> RAW DATA:
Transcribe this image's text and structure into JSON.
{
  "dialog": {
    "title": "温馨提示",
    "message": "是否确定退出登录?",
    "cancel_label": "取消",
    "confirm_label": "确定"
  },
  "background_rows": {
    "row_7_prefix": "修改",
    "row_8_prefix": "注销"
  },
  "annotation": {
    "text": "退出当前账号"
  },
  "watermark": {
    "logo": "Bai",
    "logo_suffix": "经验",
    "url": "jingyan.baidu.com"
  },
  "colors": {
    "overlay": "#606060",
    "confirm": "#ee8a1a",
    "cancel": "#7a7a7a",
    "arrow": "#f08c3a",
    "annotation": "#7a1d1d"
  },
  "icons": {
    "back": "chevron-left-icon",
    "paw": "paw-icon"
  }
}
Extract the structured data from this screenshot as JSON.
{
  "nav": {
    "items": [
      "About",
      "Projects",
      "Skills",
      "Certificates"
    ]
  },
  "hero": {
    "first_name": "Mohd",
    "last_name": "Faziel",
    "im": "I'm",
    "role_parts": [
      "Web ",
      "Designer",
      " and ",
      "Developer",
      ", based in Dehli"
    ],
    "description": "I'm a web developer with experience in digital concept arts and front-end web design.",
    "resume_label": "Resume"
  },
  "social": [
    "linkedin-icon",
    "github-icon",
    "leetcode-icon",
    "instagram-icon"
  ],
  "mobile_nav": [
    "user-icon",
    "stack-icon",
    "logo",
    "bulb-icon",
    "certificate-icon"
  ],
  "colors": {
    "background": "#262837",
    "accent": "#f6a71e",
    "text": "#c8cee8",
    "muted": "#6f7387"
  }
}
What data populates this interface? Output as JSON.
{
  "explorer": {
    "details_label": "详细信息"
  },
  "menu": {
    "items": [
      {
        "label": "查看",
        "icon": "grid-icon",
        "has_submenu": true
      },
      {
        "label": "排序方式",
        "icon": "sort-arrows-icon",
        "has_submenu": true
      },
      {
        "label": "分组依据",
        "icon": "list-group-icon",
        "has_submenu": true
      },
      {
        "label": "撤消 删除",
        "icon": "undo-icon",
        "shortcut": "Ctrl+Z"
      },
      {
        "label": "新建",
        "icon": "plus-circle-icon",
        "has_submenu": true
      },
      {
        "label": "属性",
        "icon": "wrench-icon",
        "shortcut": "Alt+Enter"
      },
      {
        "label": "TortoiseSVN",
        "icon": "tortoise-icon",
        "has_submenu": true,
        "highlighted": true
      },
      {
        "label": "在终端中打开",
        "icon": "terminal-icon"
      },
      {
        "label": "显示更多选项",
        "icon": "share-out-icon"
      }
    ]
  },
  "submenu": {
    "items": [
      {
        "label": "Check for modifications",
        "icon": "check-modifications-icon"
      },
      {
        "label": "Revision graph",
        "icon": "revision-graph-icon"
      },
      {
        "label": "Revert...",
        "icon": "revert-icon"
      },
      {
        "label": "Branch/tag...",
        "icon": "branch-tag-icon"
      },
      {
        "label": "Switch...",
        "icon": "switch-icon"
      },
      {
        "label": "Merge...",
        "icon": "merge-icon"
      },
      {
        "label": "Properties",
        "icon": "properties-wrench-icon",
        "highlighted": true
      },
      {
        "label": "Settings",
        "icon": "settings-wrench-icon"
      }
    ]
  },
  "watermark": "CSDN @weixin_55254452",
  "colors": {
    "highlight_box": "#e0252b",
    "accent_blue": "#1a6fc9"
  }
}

> WRITTEN TASK: Check each line in the records for the word "this" and say how many have it, with nothing else.

> THE OUTPUT: 3